* Work to be completed
Restate every entry word for word.

* Information provided
================

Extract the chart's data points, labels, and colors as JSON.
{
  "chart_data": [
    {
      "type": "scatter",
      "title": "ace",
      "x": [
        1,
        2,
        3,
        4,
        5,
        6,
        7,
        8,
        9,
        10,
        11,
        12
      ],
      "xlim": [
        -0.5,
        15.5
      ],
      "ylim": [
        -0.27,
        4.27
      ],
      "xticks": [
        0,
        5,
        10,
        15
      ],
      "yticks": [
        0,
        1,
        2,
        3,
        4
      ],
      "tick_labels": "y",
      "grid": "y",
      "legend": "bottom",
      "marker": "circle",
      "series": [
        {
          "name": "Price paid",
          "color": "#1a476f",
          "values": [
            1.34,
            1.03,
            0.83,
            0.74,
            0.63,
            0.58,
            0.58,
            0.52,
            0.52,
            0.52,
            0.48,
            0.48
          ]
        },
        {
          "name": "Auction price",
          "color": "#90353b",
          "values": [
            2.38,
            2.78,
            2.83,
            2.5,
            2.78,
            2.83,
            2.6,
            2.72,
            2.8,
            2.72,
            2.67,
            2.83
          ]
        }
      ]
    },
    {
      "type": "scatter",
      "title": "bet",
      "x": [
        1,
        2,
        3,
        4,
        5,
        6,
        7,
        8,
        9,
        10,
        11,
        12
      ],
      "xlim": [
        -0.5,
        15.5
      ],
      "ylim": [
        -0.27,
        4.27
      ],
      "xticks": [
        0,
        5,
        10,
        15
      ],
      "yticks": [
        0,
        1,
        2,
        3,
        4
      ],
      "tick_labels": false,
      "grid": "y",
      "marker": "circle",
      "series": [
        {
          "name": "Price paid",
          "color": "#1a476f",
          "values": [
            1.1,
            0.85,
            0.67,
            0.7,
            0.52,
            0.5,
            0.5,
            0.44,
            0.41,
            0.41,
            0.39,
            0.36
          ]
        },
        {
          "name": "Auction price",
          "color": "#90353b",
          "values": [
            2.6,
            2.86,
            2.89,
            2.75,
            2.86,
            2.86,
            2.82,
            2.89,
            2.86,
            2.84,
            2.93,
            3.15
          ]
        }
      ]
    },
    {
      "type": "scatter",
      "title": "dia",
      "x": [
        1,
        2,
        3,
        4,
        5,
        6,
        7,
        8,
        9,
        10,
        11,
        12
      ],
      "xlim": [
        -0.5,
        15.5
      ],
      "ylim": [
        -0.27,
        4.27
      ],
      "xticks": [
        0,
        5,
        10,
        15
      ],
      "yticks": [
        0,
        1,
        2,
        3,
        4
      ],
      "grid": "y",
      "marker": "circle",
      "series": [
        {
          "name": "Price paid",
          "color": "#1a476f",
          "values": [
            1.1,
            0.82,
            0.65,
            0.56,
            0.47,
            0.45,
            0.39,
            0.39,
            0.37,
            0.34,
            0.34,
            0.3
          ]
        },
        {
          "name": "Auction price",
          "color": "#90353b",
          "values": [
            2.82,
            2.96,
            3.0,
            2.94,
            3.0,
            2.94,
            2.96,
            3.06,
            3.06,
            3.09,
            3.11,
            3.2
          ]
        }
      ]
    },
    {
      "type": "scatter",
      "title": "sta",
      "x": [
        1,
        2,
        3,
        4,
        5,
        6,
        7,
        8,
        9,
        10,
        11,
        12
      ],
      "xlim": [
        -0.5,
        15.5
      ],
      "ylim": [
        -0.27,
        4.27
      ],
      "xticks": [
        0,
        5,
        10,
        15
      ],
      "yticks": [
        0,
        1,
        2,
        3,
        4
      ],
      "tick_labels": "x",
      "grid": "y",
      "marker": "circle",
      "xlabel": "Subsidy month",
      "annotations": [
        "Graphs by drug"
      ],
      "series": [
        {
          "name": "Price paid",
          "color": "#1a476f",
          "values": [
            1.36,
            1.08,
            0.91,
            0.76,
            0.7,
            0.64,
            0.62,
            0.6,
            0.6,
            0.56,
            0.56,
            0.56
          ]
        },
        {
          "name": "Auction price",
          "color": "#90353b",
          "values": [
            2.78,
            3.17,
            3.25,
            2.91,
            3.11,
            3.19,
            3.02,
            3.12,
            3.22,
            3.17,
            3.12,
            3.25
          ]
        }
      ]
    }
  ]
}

================

* Task response
Extract the chart's data points, labels, and colors as JSON.
{
  "chart_data": [
    {
      "type": "scatter",
      "title": "ace",
      "x": [
        1,
        2,
        3,
        4,
        5,
        6,
        7,
        8,
        9,
        10,
        11,
        12
      ],
      "xlim": [
        -0.5,
        15.5
      ],
      "ylim": [
        -0.27,
        4.27
      ],
      "xticks": [
        0,
        5,
        10,
        15
      ],
      "yticks": [
        0,
        1,
        2,
        3,
        4
      ],
      "tick_labels": "y",
      "grid": "y",
      "legend": "bottom",
      "marker": "circle",
      "series": [
        {
          "name": "Price paid",
          "color": "#1a476f",
          "values": [
            1.34,
            1.03,
            0.83,
            0.74,
            0.63,
            0.58,
            0.58,
            0.52,
            0.52,
            0.52,
            0.48,
            0.48
          ]
        },
        {
          "name": "Auction price",
          "color": "#90353b",
          "values": [
            2.38,
            2.78,
            2.83,
            2.5,
            2.78,
            2.83,
            2.6,
            2.72,
            2.8,
            2.72,
            2.67,
            2.83
          ]
        }
      ]
    },
    {
      "type": "scatter",
      "title": "bet",
      "x": [
        1,
        2,
        3,
        4,
        5,
        6,
        7,
        8,
        9,
        10,
        11,
        12
      ],
      "xlim": [
        -0.5,
        15.5
      ],
      "ylim": [
        -0.27,
        4.27
      ],
      "xticks": [
        0,
        5,
        10,
        15
      ],
      "yticks": [
        0,
        1,
        2,
        3,
        4
      ],
      "tick_labels": false,
      "grid": "y",
      "marker": "circle",
      "series": [
        {
          "name": "Price paid",
          "color": "#1a476f",
          "values": [
            1.1,
            0.85,
            0.67,
            0.7,
            0.52,
            0.5,
            0.5,
            0.44,
            0.41,
            0.41,
            0.39,
            0.36
          ]
        },
        {
          "name": "Auction price",
          "color": "#90353b",
          "values": [
            2.6,
            2.86,
            2.89,
            2.75,
            2.86,
            2.86,
            2.82,
            2.89,
            2.86,
            2.84,
            2.93,
            3.15
          ]
        }
      ]
    },
    {
      "type": "scatter",
      "title": "dia",
      "x": [
        1,
        2,
        3,
        4,
        5,
        6,
        7,
        8,
        9,
        10,
        11,
        12
      ],
      "xlim": [
        -0.5,
        15.5
      ],
      "ylim": [
        -0.27,
        4.27
      ],
      "xticks": [
        0,
        5,
        10,
        15
      ],
      "yticks": [
        0,
        1,
        2,
        3,
        4
      ],
      "grid": "y",
      "marker": "circle",
      "series": [
        {
          "name": "Price paid",
          "color": "#1a476f",
          "values": [
            1.1,
            0.82,
            0.65,
            0.56,
            0.47,
            0.45,
            0.39,
            0.39,
            0.37,
            0.34,
            0.34,
            0.3
          ]
        },
        {
          "name": "Auction price",
          "color": "#90353b",
          "values": [
            2.82,
            2.96,
            3.0,
            2.94,
            3.0,
            2.94,
            2.96,
            3.06,
            3.06,
            3.09,
            3.11,
            3.2
          ]
        }
      ]
    },
    {
      "type": "scatter",
      "title": "sta",
      "x": [
        1,
        2,
        3,
        4,
        5,
        6,
        7,
        8,
        9,
        10,
        11,
        12
      ],
      "xlim": [
        -0.5,
        15.5
      ],
      "ylim": [
        -0.27,
        4.27
      ],
      "xticks": [
        0,
        5,
        10,
        15
      ],
      "yticks": [
        0,
        1,
        2,
        3,
        4
      ],
      "tick_labels": "x",
      "grid": "y",
      "marker": "circle",
      "xlabel": "Subsidy month",
      "annotations": [
        "Graphs by drug"
      ],
      "series": [
        {
          "name": "Price paid",
          "color": "#1a476f",
          "values": [
            1.36,
            1.08,
            0.91,
            0.76,
            0.7,
            0.64,
            0.62,
            0.6,
            0.6,
            0.56,
            0.56,
            0.56
          ]
        },
        {
          "name": "Auction price",
          "color": "#90353b",
          "values": [
            2.78,
            3.17,
            3.25,
            2.91,
            3.11,
            3.19,
            3.02,
            3.12,
            3.22,
            3.17,
            3.12,
            3.25
          ]
        }
      ]
    }
  ]
}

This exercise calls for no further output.